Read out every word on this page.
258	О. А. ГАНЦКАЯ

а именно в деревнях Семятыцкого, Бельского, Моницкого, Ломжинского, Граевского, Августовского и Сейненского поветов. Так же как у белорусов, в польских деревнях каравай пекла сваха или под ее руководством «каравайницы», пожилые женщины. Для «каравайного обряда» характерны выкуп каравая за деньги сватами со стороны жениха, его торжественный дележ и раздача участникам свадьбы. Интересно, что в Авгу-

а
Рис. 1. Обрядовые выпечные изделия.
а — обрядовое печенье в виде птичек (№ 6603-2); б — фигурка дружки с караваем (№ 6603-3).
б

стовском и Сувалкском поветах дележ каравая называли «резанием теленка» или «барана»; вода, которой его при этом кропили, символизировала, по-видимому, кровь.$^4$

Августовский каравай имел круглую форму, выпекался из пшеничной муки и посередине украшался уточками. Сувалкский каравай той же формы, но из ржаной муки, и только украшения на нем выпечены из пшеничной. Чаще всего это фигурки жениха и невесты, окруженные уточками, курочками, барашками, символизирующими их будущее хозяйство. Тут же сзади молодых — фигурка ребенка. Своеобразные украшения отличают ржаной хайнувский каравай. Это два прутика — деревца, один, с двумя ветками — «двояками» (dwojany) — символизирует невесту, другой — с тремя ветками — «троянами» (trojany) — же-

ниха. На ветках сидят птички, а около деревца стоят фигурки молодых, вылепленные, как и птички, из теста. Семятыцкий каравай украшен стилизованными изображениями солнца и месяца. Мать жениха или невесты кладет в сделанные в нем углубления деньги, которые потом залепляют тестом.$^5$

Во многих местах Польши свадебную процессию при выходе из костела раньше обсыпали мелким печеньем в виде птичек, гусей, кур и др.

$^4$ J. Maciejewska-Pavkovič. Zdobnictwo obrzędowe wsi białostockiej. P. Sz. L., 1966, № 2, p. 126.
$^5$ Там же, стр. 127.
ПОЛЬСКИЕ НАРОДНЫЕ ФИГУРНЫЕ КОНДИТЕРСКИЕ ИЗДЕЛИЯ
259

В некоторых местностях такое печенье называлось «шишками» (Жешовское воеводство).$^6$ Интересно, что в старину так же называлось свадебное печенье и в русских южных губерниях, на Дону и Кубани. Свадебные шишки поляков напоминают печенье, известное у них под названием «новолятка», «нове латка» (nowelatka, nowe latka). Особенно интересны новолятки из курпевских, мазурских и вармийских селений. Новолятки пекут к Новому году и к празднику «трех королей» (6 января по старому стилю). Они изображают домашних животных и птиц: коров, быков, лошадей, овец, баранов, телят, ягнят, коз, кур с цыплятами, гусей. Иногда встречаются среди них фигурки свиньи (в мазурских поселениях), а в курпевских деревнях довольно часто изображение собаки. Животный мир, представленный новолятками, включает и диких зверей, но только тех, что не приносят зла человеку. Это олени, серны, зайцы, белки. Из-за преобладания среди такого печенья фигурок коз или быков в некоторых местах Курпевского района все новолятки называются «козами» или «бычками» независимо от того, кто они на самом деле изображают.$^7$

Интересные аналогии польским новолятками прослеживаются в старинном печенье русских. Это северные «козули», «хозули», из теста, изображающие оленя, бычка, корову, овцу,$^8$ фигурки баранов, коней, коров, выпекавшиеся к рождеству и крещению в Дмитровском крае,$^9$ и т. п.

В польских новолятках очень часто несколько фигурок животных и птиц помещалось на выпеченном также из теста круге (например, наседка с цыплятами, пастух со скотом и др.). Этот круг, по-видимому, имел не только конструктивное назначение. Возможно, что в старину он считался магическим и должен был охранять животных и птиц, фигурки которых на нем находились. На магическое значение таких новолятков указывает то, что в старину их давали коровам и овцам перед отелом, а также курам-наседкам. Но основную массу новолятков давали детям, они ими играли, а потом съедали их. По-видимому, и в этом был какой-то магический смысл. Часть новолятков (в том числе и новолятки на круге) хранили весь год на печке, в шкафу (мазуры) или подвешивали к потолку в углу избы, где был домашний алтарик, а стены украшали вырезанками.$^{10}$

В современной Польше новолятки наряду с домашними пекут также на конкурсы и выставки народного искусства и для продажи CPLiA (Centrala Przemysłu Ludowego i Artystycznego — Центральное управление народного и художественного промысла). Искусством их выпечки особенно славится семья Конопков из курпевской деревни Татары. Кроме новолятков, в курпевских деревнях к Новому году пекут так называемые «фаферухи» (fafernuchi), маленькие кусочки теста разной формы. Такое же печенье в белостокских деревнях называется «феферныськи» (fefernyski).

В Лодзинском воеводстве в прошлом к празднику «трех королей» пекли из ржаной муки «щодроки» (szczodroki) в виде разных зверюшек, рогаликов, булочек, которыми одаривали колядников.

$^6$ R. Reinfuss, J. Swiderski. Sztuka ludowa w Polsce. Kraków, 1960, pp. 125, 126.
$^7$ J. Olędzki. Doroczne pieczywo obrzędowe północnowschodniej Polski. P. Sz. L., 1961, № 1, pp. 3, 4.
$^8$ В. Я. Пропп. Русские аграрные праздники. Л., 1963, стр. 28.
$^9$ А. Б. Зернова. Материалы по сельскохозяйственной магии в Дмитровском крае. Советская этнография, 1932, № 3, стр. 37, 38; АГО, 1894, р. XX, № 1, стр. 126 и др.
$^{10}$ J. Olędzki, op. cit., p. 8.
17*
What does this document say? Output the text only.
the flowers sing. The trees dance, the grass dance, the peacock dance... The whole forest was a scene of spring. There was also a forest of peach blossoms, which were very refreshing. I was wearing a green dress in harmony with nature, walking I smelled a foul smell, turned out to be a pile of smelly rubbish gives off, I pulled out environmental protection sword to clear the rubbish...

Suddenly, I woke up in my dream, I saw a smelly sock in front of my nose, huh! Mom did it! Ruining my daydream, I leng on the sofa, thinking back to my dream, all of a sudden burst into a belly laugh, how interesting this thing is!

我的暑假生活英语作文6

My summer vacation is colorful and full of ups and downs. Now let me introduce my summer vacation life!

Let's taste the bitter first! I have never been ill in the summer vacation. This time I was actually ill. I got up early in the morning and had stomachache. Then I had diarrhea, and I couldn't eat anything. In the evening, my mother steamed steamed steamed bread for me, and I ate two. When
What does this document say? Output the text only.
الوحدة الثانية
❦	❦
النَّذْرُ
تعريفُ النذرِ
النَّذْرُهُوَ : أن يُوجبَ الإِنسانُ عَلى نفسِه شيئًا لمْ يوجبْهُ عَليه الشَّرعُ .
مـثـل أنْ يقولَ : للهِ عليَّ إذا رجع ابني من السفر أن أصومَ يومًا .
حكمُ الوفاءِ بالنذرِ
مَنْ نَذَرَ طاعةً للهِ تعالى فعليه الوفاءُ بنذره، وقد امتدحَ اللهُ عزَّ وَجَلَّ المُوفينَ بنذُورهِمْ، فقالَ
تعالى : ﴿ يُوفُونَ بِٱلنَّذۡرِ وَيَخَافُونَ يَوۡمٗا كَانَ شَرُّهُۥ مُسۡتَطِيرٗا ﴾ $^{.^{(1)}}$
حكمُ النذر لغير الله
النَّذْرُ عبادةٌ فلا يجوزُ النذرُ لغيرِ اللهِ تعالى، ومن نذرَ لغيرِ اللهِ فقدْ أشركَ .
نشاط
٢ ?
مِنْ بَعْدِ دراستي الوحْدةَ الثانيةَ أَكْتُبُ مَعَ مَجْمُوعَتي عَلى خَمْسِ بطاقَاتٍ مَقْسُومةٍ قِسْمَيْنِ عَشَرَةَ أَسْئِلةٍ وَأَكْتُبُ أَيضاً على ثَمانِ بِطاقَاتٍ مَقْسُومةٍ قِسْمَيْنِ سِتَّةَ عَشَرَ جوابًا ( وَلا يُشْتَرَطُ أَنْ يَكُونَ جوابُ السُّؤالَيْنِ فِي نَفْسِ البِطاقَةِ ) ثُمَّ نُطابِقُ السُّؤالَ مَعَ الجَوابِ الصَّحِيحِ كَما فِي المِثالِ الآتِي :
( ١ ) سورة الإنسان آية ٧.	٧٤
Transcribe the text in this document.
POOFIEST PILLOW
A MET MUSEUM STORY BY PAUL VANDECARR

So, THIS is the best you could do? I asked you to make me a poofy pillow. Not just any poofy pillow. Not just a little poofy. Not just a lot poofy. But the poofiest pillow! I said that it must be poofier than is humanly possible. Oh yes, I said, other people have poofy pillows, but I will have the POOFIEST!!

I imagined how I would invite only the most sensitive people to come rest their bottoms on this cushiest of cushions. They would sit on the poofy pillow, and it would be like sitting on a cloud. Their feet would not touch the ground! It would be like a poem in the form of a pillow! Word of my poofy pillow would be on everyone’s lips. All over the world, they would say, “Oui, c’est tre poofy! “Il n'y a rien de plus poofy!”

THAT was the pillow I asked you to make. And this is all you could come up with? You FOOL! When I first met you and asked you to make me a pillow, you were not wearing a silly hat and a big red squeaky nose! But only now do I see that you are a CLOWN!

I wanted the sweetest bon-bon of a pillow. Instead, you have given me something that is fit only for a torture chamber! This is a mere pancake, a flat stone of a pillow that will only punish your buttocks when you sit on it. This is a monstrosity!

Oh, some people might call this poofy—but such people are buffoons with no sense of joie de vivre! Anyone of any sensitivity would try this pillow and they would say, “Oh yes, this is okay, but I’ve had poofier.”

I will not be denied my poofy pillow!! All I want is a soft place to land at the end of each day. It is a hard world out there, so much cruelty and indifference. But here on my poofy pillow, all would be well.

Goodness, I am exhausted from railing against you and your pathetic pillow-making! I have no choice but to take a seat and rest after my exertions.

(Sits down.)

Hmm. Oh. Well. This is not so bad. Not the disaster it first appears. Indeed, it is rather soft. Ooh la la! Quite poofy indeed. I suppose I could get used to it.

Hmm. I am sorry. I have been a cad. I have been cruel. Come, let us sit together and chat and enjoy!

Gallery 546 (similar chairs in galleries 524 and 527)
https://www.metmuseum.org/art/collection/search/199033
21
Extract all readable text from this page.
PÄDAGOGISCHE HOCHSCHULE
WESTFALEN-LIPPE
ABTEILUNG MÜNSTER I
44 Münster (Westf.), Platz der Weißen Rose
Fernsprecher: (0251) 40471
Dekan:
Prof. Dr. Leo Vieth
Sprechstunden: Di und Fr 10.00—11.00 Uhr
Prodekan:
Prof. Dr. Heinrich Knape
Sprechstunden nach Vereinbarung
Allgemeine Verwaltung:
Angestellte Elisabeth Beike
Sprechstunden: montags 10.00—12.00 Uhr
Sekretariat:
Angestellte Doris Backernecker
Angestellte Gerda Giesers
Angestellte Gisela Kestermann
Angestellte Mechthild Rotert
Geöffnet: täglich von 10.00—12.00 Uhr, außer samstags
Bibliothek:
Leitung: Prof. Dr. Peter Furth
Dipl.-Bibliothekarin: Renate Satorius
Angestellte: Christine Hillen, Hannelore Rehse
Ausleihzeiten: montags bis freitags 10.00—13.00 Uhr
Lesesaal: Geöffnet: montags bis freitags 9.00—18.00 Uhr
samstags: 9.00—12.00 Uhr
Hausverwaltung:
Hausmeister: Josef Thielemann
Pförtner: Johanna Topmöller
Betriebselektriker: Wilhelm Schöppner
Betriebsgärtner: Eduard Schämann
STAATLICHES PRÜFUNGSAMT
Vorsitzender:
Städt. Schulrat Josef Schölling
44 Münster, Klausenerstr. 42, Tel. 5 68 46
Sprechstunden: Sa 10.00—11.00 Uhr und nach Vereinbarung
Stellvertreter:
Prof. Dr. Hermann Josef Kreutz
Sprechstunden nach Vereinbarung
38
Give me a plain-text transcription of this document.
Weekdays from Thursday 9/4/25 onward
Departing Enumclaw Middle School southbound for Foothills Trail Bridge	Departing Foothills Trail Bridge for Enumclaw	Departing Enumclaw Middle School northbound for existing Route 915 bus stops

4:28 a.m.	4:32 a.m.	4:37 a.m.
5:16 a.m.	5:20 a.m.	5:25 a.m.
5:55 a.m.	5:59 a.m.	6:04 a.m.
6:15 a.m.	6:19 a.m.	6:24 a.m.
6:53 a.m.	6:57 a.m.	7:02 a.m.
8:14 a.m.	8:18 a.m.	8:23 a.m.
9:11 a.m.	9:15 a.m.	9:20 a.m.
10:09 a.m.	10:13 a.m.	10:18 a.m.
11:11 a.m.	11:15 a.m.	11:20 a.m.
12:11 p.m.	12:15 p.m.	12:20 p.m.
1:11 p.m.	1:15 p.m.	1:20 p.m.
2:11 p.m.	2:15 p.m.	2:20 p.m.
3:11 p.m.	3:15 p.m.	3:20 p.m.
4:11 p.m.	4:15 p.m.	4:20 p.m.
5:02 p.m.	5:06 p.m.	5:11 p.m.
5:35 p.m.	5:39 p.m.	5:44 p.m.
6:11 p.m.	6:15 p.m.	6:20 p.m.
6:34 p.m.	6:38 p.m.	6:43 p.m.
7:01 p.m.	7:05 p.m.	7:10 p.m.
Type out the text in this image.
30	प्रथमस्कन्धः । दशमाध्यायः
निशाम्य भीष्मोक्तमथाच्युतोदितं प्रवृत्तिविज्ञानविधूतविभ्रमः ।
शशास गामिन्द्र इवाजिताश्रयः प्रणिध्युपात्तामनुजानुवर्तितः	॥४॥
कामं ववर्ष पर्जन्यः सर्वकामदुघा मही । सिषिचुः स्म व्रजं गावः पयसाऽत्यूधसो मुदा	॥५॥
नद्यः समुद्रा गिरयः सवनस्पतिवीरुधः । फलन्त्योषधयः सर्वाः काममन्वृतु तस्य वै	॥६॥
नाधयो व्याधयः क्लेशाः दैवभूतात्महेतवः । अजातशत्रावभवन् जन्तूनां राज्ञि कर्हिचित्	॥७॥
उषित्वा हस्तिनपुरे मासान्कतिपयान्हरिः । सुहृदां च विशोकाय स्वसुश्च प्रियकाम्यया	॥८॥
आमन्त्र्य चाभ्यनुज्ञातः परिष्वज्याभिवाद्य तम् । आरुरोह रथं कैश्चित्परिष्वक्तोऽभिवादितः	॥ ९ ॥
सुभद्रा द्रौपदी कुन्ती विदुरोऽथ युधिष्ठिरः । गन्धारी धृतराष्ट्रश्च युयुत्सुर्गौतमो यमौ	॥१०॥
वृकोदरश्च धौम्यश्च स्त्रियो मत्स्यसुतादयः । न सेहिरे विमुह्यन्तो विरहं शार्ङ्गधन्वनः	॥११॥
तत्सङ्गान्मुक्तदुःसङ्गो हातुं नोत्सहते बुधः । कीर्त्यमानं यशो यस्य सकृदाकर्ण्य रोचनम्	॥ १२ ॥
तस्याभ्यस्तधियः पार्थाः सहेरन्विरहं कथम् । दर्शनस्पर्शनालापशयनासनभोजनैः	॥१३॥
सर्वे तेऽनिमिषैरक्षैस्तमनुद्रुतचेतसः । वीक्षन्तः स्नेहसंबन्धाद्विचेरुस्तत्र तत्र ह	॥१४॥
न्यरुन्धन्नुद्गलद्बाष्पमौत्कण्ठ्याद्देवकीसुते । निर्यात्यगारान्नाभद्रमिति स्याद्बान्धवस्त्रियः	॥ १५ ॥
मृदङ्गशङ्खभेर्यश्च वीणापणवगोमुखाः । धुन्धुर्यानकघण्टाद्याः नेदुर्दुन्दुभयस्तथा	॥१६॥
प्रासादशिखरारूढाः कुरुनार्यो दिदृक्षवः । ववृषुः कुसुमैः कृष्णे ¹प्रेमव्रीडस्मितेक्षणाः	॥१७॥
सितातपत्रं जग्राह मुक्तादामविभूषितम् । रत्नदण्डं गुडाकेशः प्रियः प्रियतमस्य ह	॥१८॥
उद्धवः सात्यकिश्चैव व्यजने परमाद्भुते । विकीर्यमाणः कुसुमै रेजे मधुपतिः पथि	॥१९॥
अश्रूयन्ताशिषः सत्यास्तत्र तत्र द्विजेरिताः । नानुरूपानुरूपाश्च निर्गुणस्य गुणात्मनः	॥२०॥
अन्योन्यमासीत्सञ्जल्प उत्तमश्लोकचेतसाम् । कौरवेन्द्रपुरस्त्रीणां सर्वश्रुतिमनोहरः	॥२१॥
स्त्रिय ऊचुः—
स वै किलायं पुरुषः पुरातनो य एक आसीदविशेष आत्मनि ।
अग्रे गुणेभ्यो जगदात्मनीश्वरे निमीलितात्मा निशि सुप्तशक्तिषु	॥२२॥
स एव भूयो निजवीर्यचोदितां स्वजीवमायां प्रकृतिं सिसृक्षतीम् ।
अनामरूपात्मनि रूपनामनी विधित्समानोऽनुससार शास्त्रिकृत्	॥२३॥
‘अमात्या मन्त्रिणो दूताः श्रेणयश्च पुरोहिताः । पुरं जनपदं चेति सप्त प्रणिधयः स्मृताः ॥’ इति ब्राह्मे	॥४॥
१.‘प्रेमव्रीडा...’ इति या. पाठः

━━━━━━━━━━━━━━━━━━━━

Tally the lines in the records above that contain the word "птичек", and give only that number.

2